**What the task asks**
Render the listing lines from the one that contains "13, 232, 21]" through the one that contains "quill-logo-icon: [566, 6, 596, 28]" as a Markdown table with the columns Row and Listing line, omitting any blank lines. Include both of those lines and nothing outside that span.

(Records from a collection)
▶

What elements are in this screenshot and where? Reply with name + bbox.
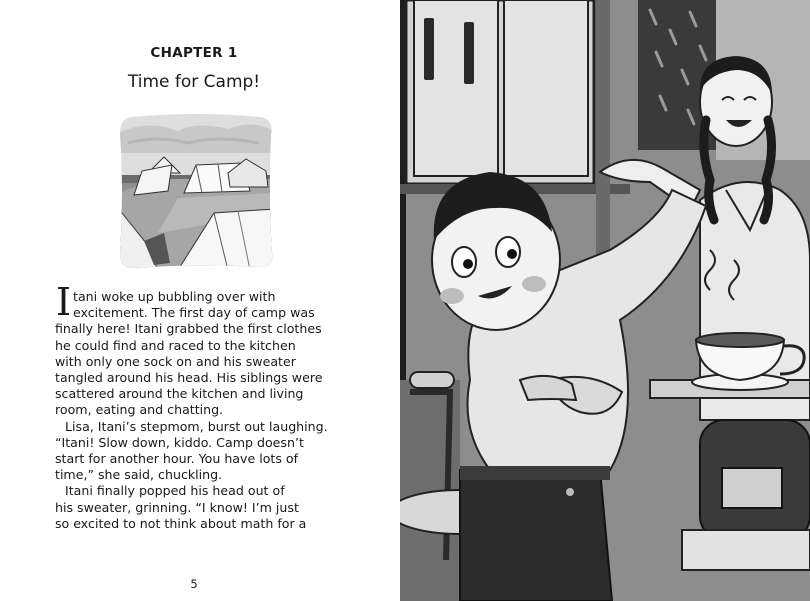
text-line: he could find and raced to the kitchen [55, 337, 296, 353]
text-line: scattered around the kitchen and living [55, 386, 304, 402]
text-line: Itani finally popped his head out of [65, 483, 285, 499]
text-line: so excited to not think about math for a [55, 515, 307, 531]
text-line: with only one sock on and his sweater [55, 353, 296, 369]
chapter-label: CHAPTER 1 [150, 45, 238, 61]
text-line: finally here! Itani grabbed the first clothes [55, 321, 322, 337]
story-text [55, 289, 355, 532]
drop-cap: I [56, 280, 72, 324]
text-line: excitement. The first day of camp was [73, 305, 315, 321]
camp-tents-illustration [118, 113, 274, 270]
text-line: “Itani! Slow down, kiddo. Camp doesn’t [55, 434, 304, 450]
page-number: 5 [190, 577, 198, 591]
text-line: his sweater, grinning. “I know! I’m just [55, 499, 299, 515]
kitchen-cabinets [400, 0, 630, 194]
kitchen-scene-illustration [400, 0, 810, 601]
text-line: tani woke up bubbling over with [73, 289, 276, 304]
toaster [682, 420, 810, 570]
right-page-illustration [400, 0, 810, 601]
text-line: tangled around his head. His siblings were [55, 370, 323, 386]
text-line: room, eating and chatting. [55, 402, 224, 418]
text-line: time,” she said, chuckling. [55, 467, 223, 483]
text-line: Lisa, Itani’s stepmom, burst out laughing. [65, 418, 328, 434]
text-line: start for another hour. You have lots of [55, 451, 299, 467]
left-page [0, 0, 400, 601]
chapter-title: Time for Camp! [127, 72, 261, 92]
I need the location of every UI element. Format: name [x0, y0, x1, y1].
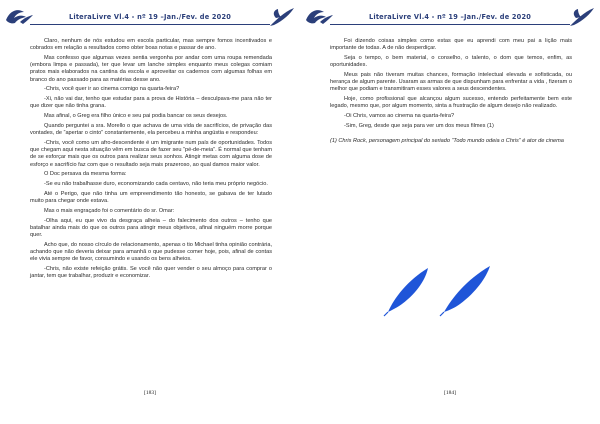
header-title: LiteraLivre Vl.4 - nº 19 –Jan./Fev. de 2020: [68, 13, 232, 21]
paragraph: Mas confesso que algumas vezes sentia vergonha por andar com uma roupa remendada (embora limpa e passada), ter que levar um lanche simples enquanto meus colegas comiam pratos mais elaborados na cantina da escola e aproveitar os cadernos com algumas folhas em branco do ano passado para as matérias desse ano.: [30, 55, 272, 83]
right-page-text: [330, 38, 572, 148]
paragraph: Claro, nenhum de nós estudou em escola particular, mas sempre fomos incentivados e cobrados em relação a resultados como obter boas notas e passar de ano.: [30, 38, 272, 52]
right-page: [300, 0, 600, 424]
paragraph: -Se eu não trabalhasse duro, economizando cada centavo, não teria meu próprio negócio.: [44, 181, 268, 188]
quill-logo-icon: [566, 6, 596, 28]
paragraph: Acho que, do nosso círculo de relacionamento, apenas o tio Michael tinha opinião contrária, achando que não deveria deixar para amanhã o que pudesse comer hoje, pois, afinal de contas ele vivia sempre de favor, consumindo e usando os bens alheios.: [30, 242, 272, 263]
paragraph: Até o Perigo, que não tinha um empreendimento tão honesto, se gabava de ter lutado muito para chegar onde estava.: [30, 191, 272, 205]
feather-right: [440, 266, 490, 316]
paragraph: -Oi Chris, vamos ao cinema na quarta-feira?: [344, 113, 455, 120]
header-divider: [330, 24, 570, 25]
paragraph: -Chris, não existe refeição grátis. Se você não quer vender o seu almoço para comprar o jantar, tem que trabalhar, produzir e economizar.: [30, 266, 272, 280]
paragraph: -Xi, não vai dar, tenho que estudar para a prova de História – desculpava-me para não ter que dizer que não tinha grana.: [30, 96, 272, 110]
page-header: [300, 4, 600, 30]
paragraph: Foi dizendo coisas simples como estas que eu aprendi com meu pai a lição mais importante de todas. A de não desperdiçar.: [330, 38, 572, 52]
header-title: LiteraLivre Vl.4 - nº 19 –Jan./Fev. de 2020: [368, 13, 532, 21]
paragraph: -Sim, Greg, desde que seja para ver um dos meus filmes (1): [344, 123, 494, 129]
page-number: [183]: [144, 390, 156, 396]
left-page-text: [30, 38, 272, 283]
feather-left: [384, 268, 428, 316]
paragraph: Seja o tempo, o bem material, o conselho, o talento, o dom que temos, enfim, as oportunidades.: [330, 55, 572, 69]
header-divider: [30, 24, 270, 25]
paragraph: -Olha aqui, eu que vivo da desgraça alheia – do falecimento dos outros – tenho que batalhar ainda mais do que os outros para atingir meus objetivos, afinal ninguém morre porque quer.: [30, 217, 272, 239]
feather-quill-icon: [380, 258, 500, 318]
paragraph: O Doc persava da mesma forma:: [44, 171, 127, 178]
page-number: [184]: [444, 390, 456, 396]
footnote: (1) Chris Rock, personagem principal do seriado “Todo mundo odeia o Chris” é ator de cinema: [330, 138, 564, 145]
paragraph: Mas afinal, o Greg era filho único e seu pai podia bancar os seus desejos.: [44, 113, 228, 120]
quill-logo-icon: [266, 6, 296, 28]
paragraph: Meus pais não tiveram muitas chances, formação intelectual elevada e sofisticada, ou herança de algum parente. Usaram as armas de que dispunham para enfrentar a vida , fizeram o melhor que podiam e transmitiram esses valores a seus descendentes.: [330, 72, 572, 93]
paragraph: Hoje, como profissional que alcançou algum sucesso, entendo perfeitamente bem este legado, mesmo que, por algum momento, sinta a frustração de algum desejo não realizado.: [330, 96, 572, 110]
paragraph: Quando perguntei a sra. Morello o que achava de uma vida de sacrifícios, de privação das vontades, de “apertar o cinto” constantemente, ela percebeu a minha angústia e respondeu:: [30, 123, 272, 137]
paragraph: Mas o mais engraçado foi o comentário do sr. Omar:: [44, 208, 175, 214]
paragraph: -Chris, você quer ir ao cinema comigo na quarta-feira?: [44, 86, 180, 93]
page-header: [0, 4, 300, 30]
paragraph: -Chris, você como um afro-descendente é um imigrante num país de oportunidades. Todos que chegam aqui nesta situação vêm em busca de fazer seu “pé-de-meia”. É normal que tenham de se esforçar mais que os outros para realizar seus sonhos. Atingir metas com alguma dose de esforço e sacrifício faz com que o resultado seja mais prazeroso, ao qual damos maior valor.: [30, 140, 272, 168]
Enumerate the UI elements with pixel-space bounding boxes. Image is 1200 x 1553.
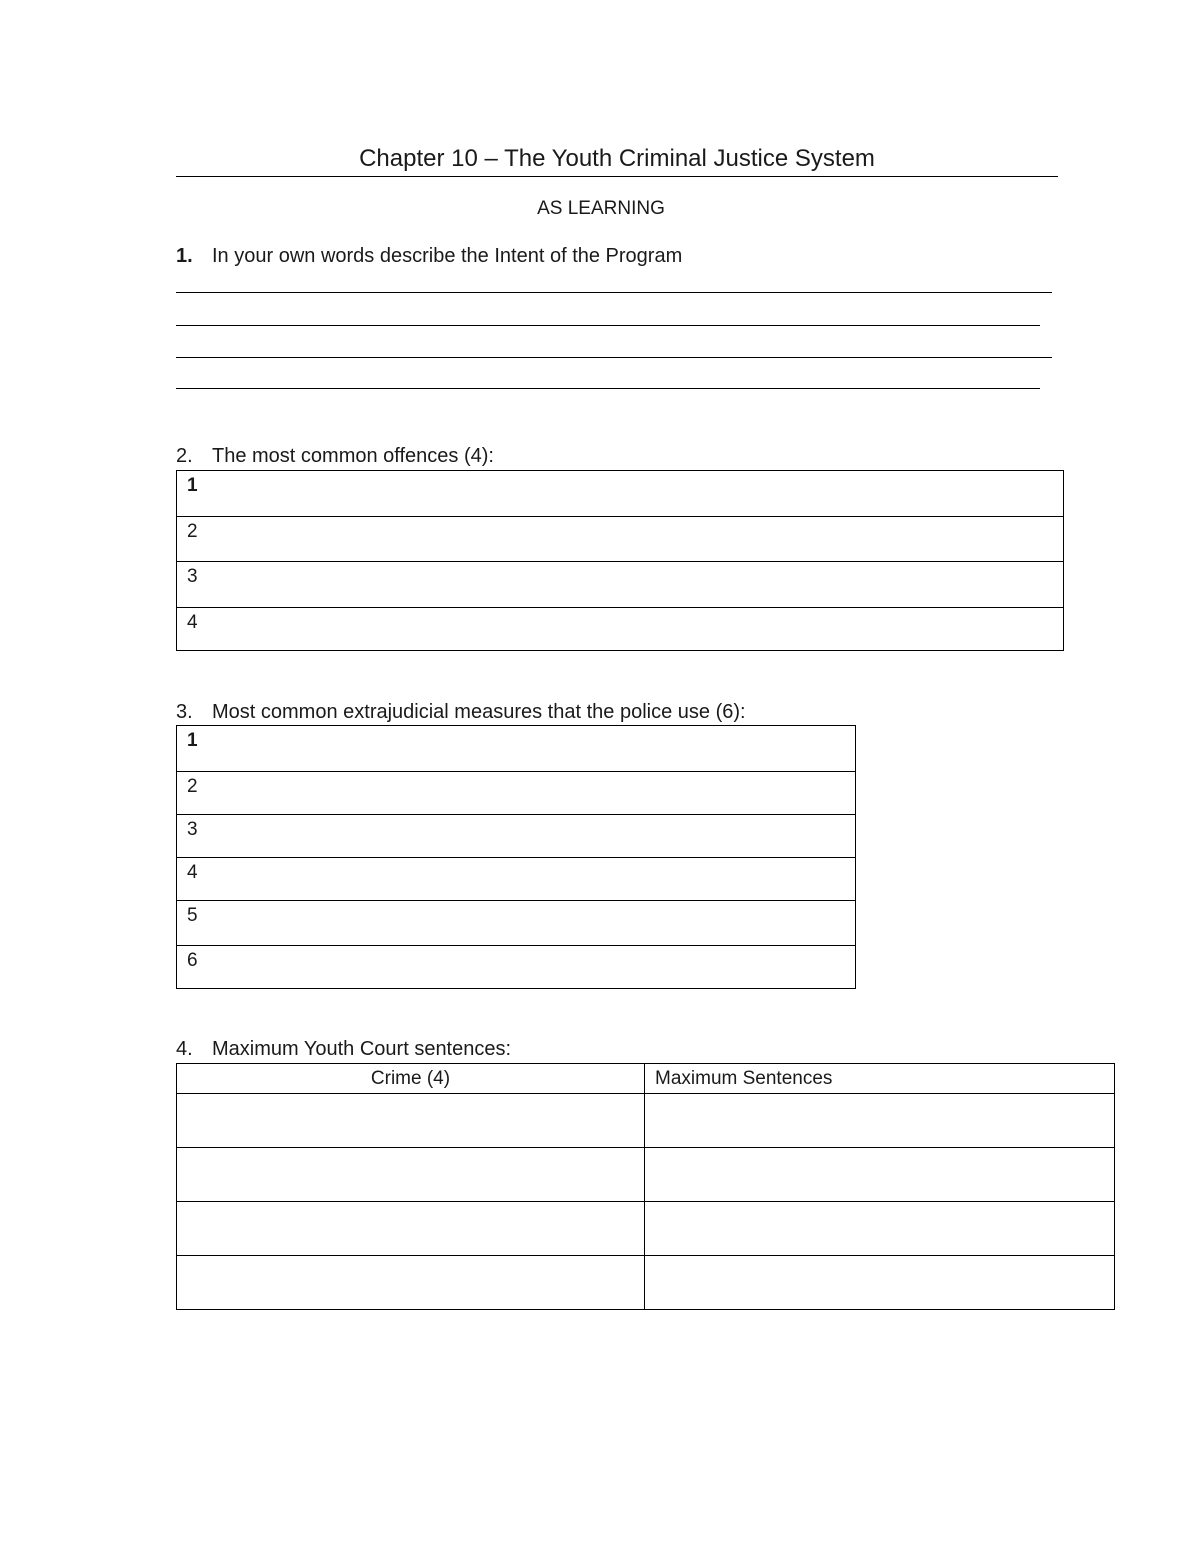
question-number: 1.	[176, 245, 193, 267]
table-row	[177, 726, 856, 772]
table-cell[interactable]: 5	[177, 901, 856, 946]
table-row	[177, 901, 856, 946]
question-2	[176, 445, 494, 468]
sentence-cell[interactable]	[645, 1094, 1115, 1148]
answer-line[interactable]	[176, 357, 1052, 358]
question-number: 2.	[176, 445, 193, 467]
measures-table	[176, 725, 856, 989]
question-3	[176, 701, 746, 724]
table-row	[177, 815, 856, 858]
question-text: The most common offences (4):	[212, 445, 494, 467]
page-title: Chapter 10 – The Youth Criminal Justice System	[176, 142, 1058, 177]
answer-line[interactable]	[176, 325, 1040, 326]
crime-cell[interactable]	[177, 1148, 645, 1202]
table-cell[interactable]: 2	[177, 517, 1064, 562]
question-4	[176, 1038, 511, 1061]
crime-cell[interactable]	[177, 1202, 645, 1256]
question-text: In your own words describe the Intent of the Program	[212, 245, 683, 267]
crime-cell[interactable]	[177, 1256, 645, 1310]
crime-cell[interactable]	[177, 1094, 645, 1148]
table-cell[interactable]: 6	[177, 946, 856, 989]
table-cell[interactable]: 3	[177, 815, 856, 858]
page-subtitle: AS LEARNING	[537, 198, 665, 219]
table-row	[177, 562, 1064, 608]
table-cell[interactable]: 4	[177, 608, 1064, 651]
table-row	[177, 517, 1064, 562]
sentence-cell[interactable]	[645, 1256, 1115, 1310]
table-row	[177, 471, 1064, 517]
question-text: Maximum Youth Court sentences:	[212, 1038, 512, 1060]
offences-table	[176, 470, 1064, 651]
table-cell[interactable]: 3	[177, 562, 1064, 608]
answer-line[interactable]	[176, 388, 1040, 389]
table-cell[interactable]: 1	[177, 471, 1064, 517]
table-cell[interactable]: 4	[177, 858, 856, 901]
question-1	[176, 245, 682, 268]
question-text: Most common extrajudicial measures that the police use (6):	[212, 701, 746, 723]
table-row	[177, 1256, 1115, 1310]
table-row	[177, 608, 1064, 651]
table-header-row	[177, 1064, 1115, 1094]
sentence-cell[interactable]	[645, 1148, 1115, 1202]
table-cell[interactable]: 2	[177, 772, 856, 815]
question-number: 3.	[176, 701, 193, 723]
table-row	[177, 772, 856, 815]
table-row	[177, 1148, 1115, 1202]
table-row	[177, 1202, 1115, 1256]
sentence-cell[interactable]	[645, 1202, 1115, 1256]
table-row	[177, 946, 856, 989]
table-cell[interactable]: 1	[177, 726, 856, 772]
table-row	[177, 1094, 1115, 1148]
question-number: 4.	[176, 1038, 193, 1060]
sentences-table	[176, 1063, 1115, 1310]
column-header-max-sentences: Maximum Sentences	[645, 1064, 1115, 1094]
column-header-crime: Crime (4)	[177, 1064, 645, 1094]
table-row	[177, 858, 856, 901]
answer-line[interactable]	[176, 292, 1052, 293]
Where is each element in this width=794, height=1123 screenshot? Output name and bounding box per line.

◀

**Task result**
| Row | Listing line |
|---|---|
| 1 | header-title: LiteraLivre Vl.4 - nº 19 –Jan./Fev. de 2020: [68, 13, 232, 21] |
| 2 | paragraph: Mas confesso que algumas vezes sentia vergonha por andar com uma roupa remendada (embora limpa e passada), ter que levar um lanche simples enquanto meus colegas comiam pratos mais elaborados na cantina da escola e aproveitar os cadernos com algumas folhas em branco do ano passado para as matérias desse ano.: [30, 55, 272, 83] |
| 3 | right-page-text: [330, 38, 572, 148] |
| 4 | paragraph: Claro, nenhum de nós estudou em escola particular, mas sempre fomos incentivados e cobrados em relação a resultados como obter boas notas e passar de ano.: [30, 38, 272, 52] |
| 5 | right-page: [300, 0, 600, 424] |
| 6 | paragraph: -Se eu não trabalhasse duro, economizando cada centavo, não teria meu próprio negócio.: [44, 181, 268, 188] |
| 7 | quill-logo-icon: [566, 6, 596, 28] |